Every line that includes the word "Considérant" is to be listed.

______________________________

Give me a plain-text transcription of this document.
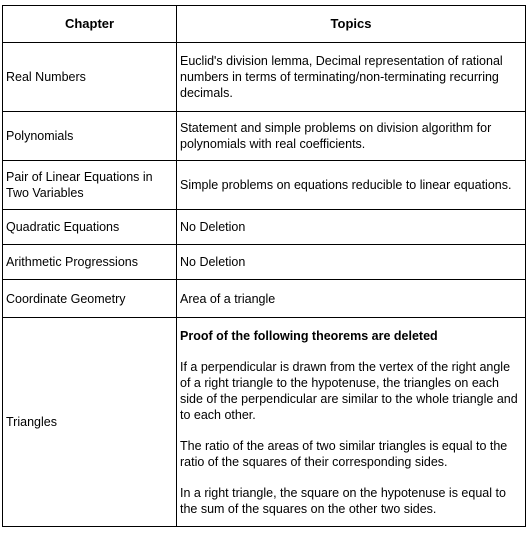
Chapter	Topics
Real Numbers	Euclid's division lemma, Decimal representation of rational numbers in terms of terminating/non-terminating recurring decimals.
Polynomials	Statement and simple problems on division algorithm for polynomials with real coefficients.
Pair of Linear Equations in Two Variables	Simple problems on equations reducible to linear equations.
Quadratic Equations	No Deletion
Arithmetic Progressions	No Deletion
Coordinate Geometry	Area of a triangle
Triangles	Proof of the following theorems are deleted

If a perpendicular is drawn from the vertex of the right angle of a right triangle to the hypotenuse, the triangles on each side of the perpendicular are similar to the whole triangle and to each other.

The ratio of the areas of two similar triangles is equal to the ratio of the squares of their corresponding sides.

In a right triangle, the square on the hypotenuse is equal to the sum of the squares on the other two sides.
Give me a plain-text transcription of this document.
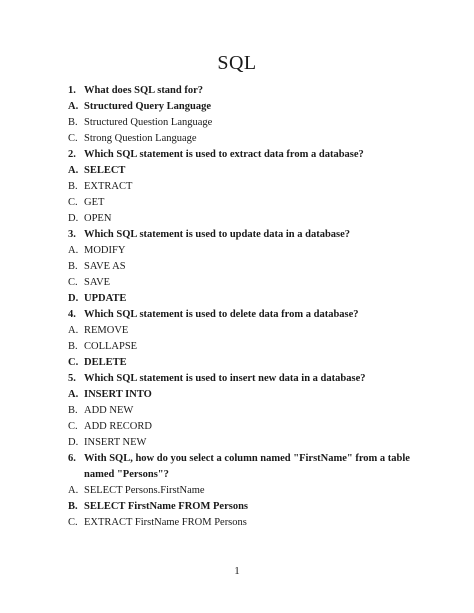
SQL
1. What does SQL stand for?
A. Structured Query Language
B. Structured Question Language
C. Strong Question Language
2. Which SQL statement is used to extract data from a database?
A. SELECT
B. EXTRACT
C. GET
D. OPEN
3. Which SQL statement is used to update data in a database?
A. MODIFY
B. SAVE AS
C. SAVE
D. UPDATE
4. Which SQL statement is used to delete data from a database?
A. REMOVE
B. COLLAPSE
C. DELETE
5. Which SQL statement is used to insert new data in a database?
A. INSERT INTO
B. ADD NEW
C. ADD RECORD
D. INSERT NEW
6. With SQL, how do you select a column named "FirstName" from a table named "Persons"?
A. SELECT Persons.FirstName
B. SELECT FirstName FROM Persons
C. EXTRACT FirstName FROM Persons
1
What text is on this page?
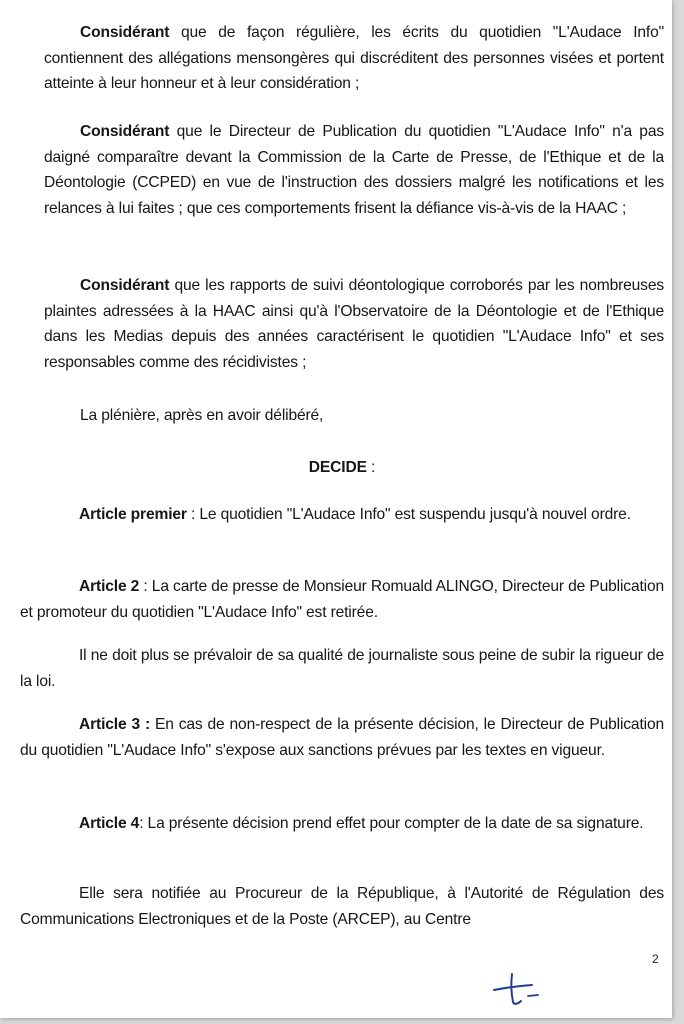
Considérant que de façon régulière, les écrits du quotidien "L'Audace Info" contiennent des allégations mensongères qui discréditent des personnes visées et portent atteinte à leur honneur et à leur considération ;
Considérant que le Directeur de Publication du quotidien "L'Audace Info" n'a pas daigné comparaître devant la Commission de la Carte de Presse, de l'Ethique et de la Déontologie (CCPED) en vue de l'instruction des dossiers malgré les notifications et les relances à lui faites ; que ces comportements frisent la défiance vis-à-vis de la HAAC ;
Considérant que les rapports de suivi déontologique corroborés par les nombreuses plaintes adressées à la HAAC ainsi qu'à l'Observatoire de la Déontologie et de l'Ethique dans les Medias depuis des années caractérisent le quotidien "L'Audace Info" et ses responsables comme des récidivistes ;
La plénière, après en avoir délibéré,
DECIDE :
Article premier : Le quotidien "L'Audace Info" est suspendu jusqu'à nouvel ordre.
Article 2 : La carte de presse de Monsieur Romuald ALINGO, Directeur de Publication et promoteur du quotidien "L'Audace Info" est retirée.
Il ne doit plus se prévaloir de sa qualité de journaliste sous peine de subir la rigueur de la loi.
Article 3 : En cas de non-respect de la présente décision, le Directeur de Publication du quotidien "L'Audace Info" s'expose aux sanctions prévues par les textes en vigueur.
Article 4: La présente décision prend effet pour compter de la date de sa signature.
Elle sera notifiée au Procureur de la République, à l'Autorité de Régulation des Communications Electroniques et de la Poste (ARCEP), au Centre
2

______________________________

» Task answer
Considérant que de façon régulière, les écrits du quotidien "L'Audace Info" contiennent des allégations mensongères qui discréditent des personnes visées et portent atteinte à leur honneur et à leur considération ;
Considérant que le Directeur de Publication du quotidien "L'Audace Info" n'a pas daigné comparaître devant la Commission de la Carte de Presse, de l'Ethique et de la Déontologie (CCPED) en vue de l'instruction des dossiers malgré les notifications et les relances à lui faites ; que ces comportements frisent la défiance vis-à-vis de la HAAC ;
Considérant que les rapports de suivi déontologique corroborés par les nombreuses plaintes adressées à la HAAC ainsi qu'à l'Observatoire de la Déontologie et de l'Ethique dans les Medias depuis des années caractérisent le quotidien "L'Audace Info" et ses responsables comme des récidivistes ;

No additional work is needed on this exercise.